• _Job_
Reproduce all the material exactly, minus any pictures it holds.

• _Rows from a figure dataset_
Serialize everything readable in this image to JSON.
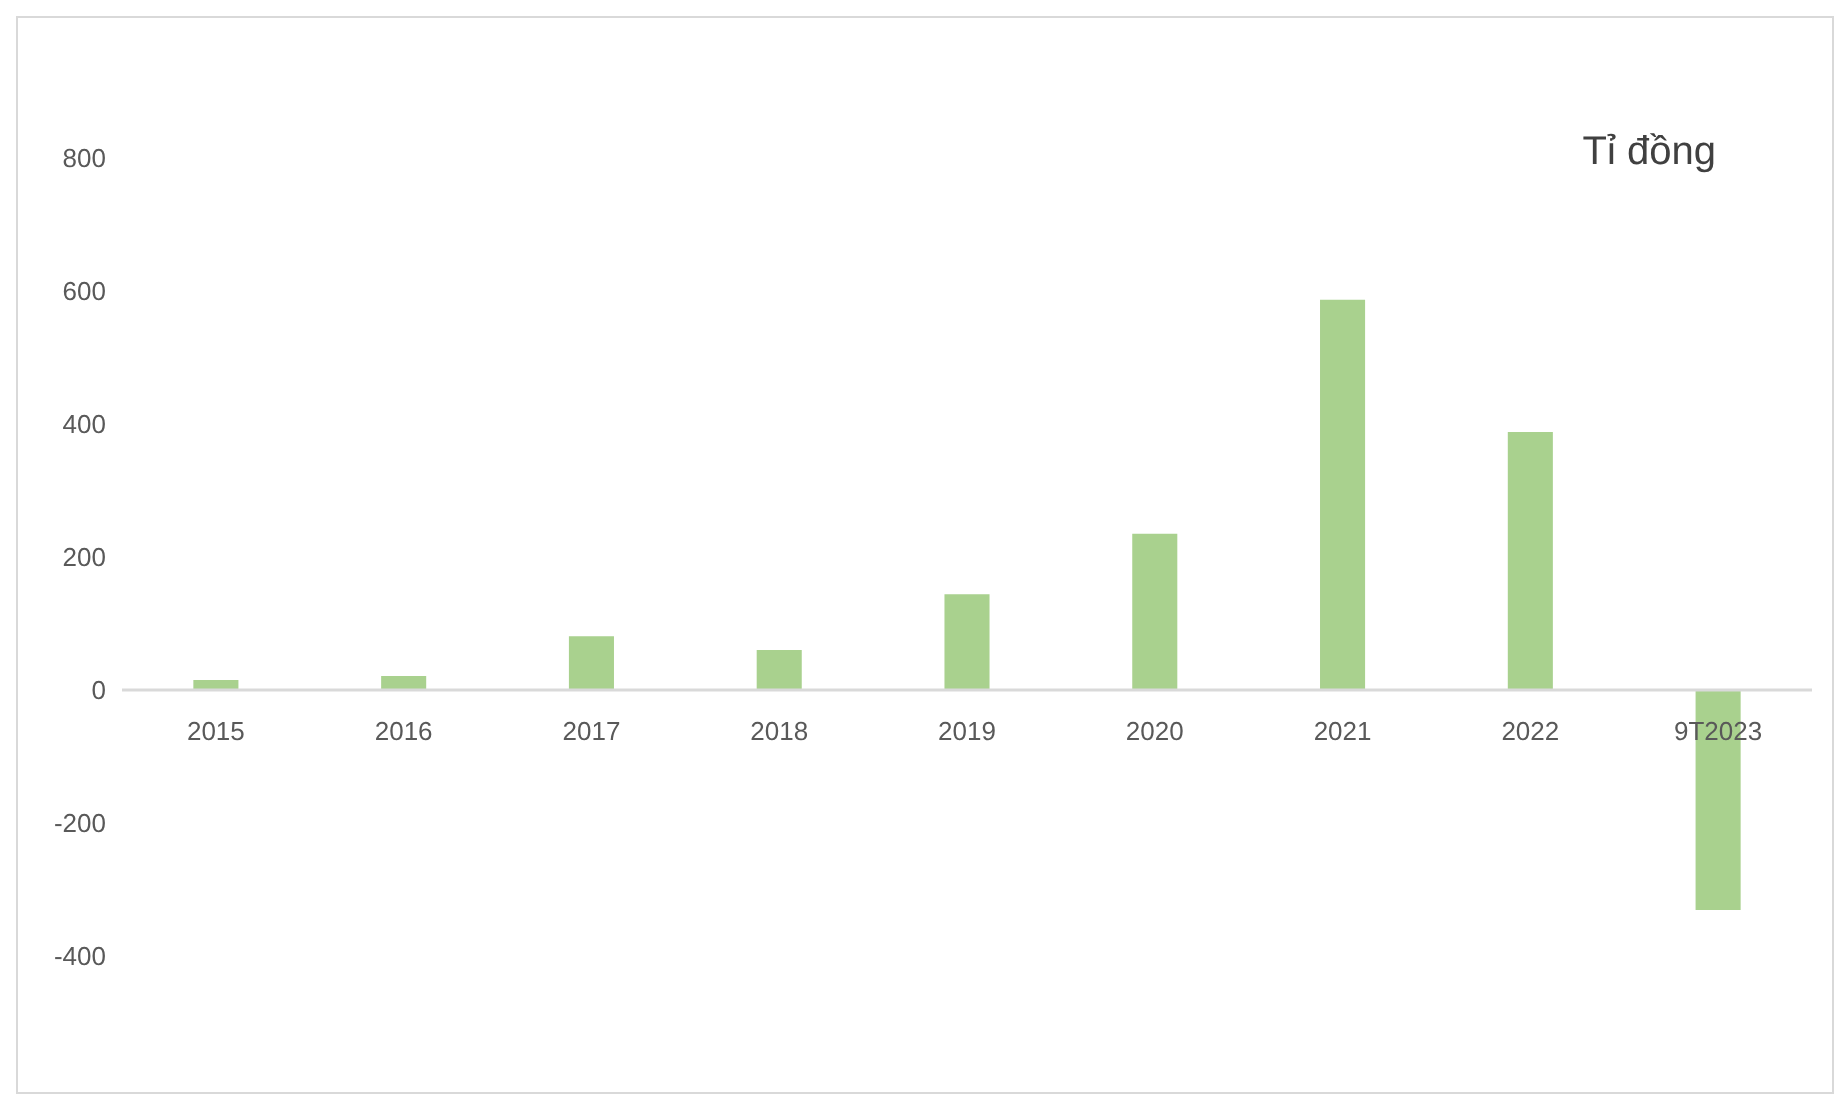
{
  "chart_data": {
    "type": "bar",
    "categories": [
      "2015",
      "2016",
      "2017",
      "2018",
      "2019",
      "2020",
      "2021",
      "2022",
      "9T2023"
    ],
    "values": [
      15,
      21,
      81,
      60,
      144,
      235,
      587,
      388,
      -331
    ],
    "color": "#a9d18e",
    "ylim": [
      -400,
      800
    ],
    "yticks": [
      -400,
      -200,
      0,
      200,
      400,
      600,
      800
    ],
    "annotations": [
      "Tỉ đồng"
    ]
  }
}
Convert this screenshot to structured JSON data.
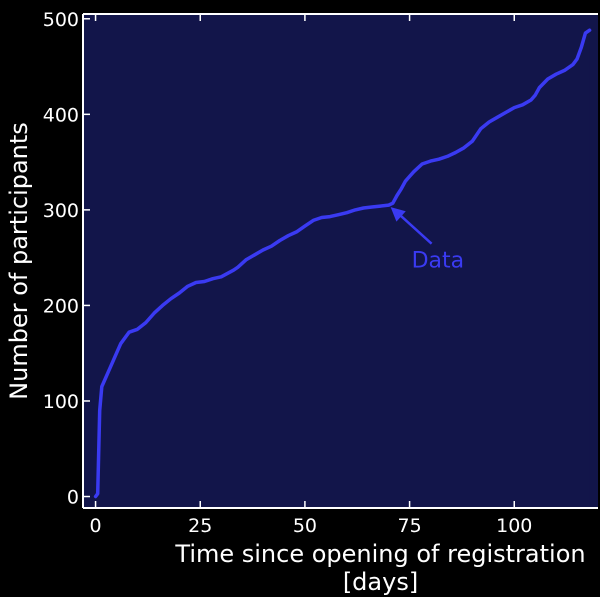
{
  "colors": {
    "background": "#000000",
    "axes": "#ffffff",
    "plot_fill": "#12154a",
    "line": "#3a3af2",
    "annotation": "#3a3af2"
  },
  "chart_data": {
    "type": "area",
    "title": "",
    "xlabel": "Time since opening of registration\n[days]",
    "ylabel": "Number of participants",
    "xlim": [
      -3,
      120
    ],
    "ylim": [
      -12,
      505
    ],
    "xticks": [
      0,
      25,
      50,
      75,
      100
    ],
    "yticks": [
      0,
      100,
      200,
      300,
      400,
      500
    ],
    "grid": false,
    "legend": "none",
    "series": [
      {
        "x": [
          0,
          0.5,
          1,
          1.5,
          2,
          3,
          4,
          5,
          6,
          8,
          10,
          12,
          14,
          16,
          18,
          20,
          22,
          24,
          26,
          28,
          30,
          33,
          34,
          36,
          38,
          40,
          42,
          44,
          46,
          48,
          50,
          52,
          54,
          56,
          58,
          60,
          62,
          64,
          66,
          68,
          70,
          71,
          72,
          73,
          74,
          75,
          76,
          78,
          80,
          82,
          84,
          86,
          88,
          90,
          92,
          94,
          96,
          98,
          100,
          102,
          104,
          105,
          106,
          108,
          110,
          112,
          114,
          115,
          116,
          117,
          118
        ],
        "y": [
          0,
          3,
          90,
          115,
          120,
          130,
          140,
          150,
          160,
          172,
          175,
          182,
          192,
          200,
          207,
          213,
          220,
          224,
          225,
          228,
          230,
          237,
          240,
          248,
          253,
          258,
          262,
          268,
          273,
          277,
          283,
          289,
          292,
          293,
          295,
          297,
          300,
          302,
          303,
          304,
          305,
          307,
          315,
          322,
          330,
          335,
          340,
          348,
          351,
          353,
          356,
          360,
          365,
          372,
          385,
          392,
          397,
          402,
          407,
          410,
          415,
          420,
          428,
          437,
          442,
          446,
          452,
          458,
          470,
          485,
          488
        ]
      }
    ],
    "annotations": [
      {
        "text": "Data",
        "xy": [
          70,
          305
        ],
        "xytext": [
          75,
          250
        ]
      }
    ]
  }
}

• _Response to the task_
Serialize everything readable in this image to JSON.
{
  "chart_data": {
    "type": "bar",
    "categories": [
      "2015",
      "2016",
      "2017",
      "2018",
      "2019",
      "2020",
      "2021",
      "2022",
      "9T2023"
    ],
    "values": [
      15,
      21,
      81,
      60,
      144,
      235,
      587,
      388,
      -331
    ],
    "color": "#a9d18e",
    "ylim": [
      -400,
      800
    ],
    "yticks": [
      -400,
      -200,
      0,
      200,
      400,
      600,
      800
    ],
    "annotations": [
      "Tỉ đồng"
    ]
  }
}
Convert this screenshot to structured JSON data.
{
  "colors": {
    "background": "#000000",
    "axes": "#ffffff",
    "plot_fill": "#12154a",
    "line": "#3a3af2",
    "annotation": "#3a3af2"
  },
  "chart_data": {
    "type": "area",
    "title": "",
    "xlabel": "Time since opening of registration\n[days]",
    "ylabel": "Number of participants",
    "xlim": [
      -3,
      120
    ],
    "ylim": [
      -12,
      505
    ],
    "xticks": [
      0,
      25,
      50,
      75,
      100
    ],
    "yticks": [
      0,
      100,
      200,
      300,
      400,
      500
    ],
    "grid": false,
    "legend": "none",
    "series": [
      {
        "x": [
          0,
          0.5,
          1,
          1.5,
          2,
          3,
          4,
          5,
          6,
          8,
          10,
          12,
          14,
          16,
          18,
          20,
          22,
          24,
          26,
          28,
          30,
          33,
          34,
          36,
          38,
          40,
          42,
          44,
          46,
          48,
          50,
          52,
          54,
          56,
          58,
          60,
          62,
          64,
          66,
          68,
          70,
          71,
          72,
          73,
          74,
          75,
          76,
          78,
          80,
          82,
          84,
          86,
          88,
          90,
          92,
          94,
          96,
          98,
          100,
          102,
          104,
          105,
          106,
          108,
          110,
          112,
          114,
          115,
          116,
          117,
          118
        ],
        "y": [
          0,
          3,
          90,
          115,
          120,
          130,
          140,
          150,
          160,
          172,
          175,
          182,
          192,
          200,
          207,
          213,
          220,
          224,
          225,
          228,
          230,
          237,
          240,
          248,
          253,
          258,
          262,
          268,
          273,
          277,
          283,
          289,
          292,
          293,
          295,
          297,
          300,
          302,
          303,
          304,
          305,
          307,
          315,
          322,
          330,
          335,
          340,
          348,
          351,
          353,
          356,
          360,
          365,
          372,
          385,
          392,
          397,
          402,
          407,
          410,
          415,
          420,
          428,
          437,
          442,
          446,
          452,
          458,
          470,
          485,
          488
        ]
      }
    ],
    "annotations": [
      {
        "text": "Data",
        "xy": [
          70,
          305
        ],
        "xytext": [
          75,
          250
        ]
      }
    ]
  }
}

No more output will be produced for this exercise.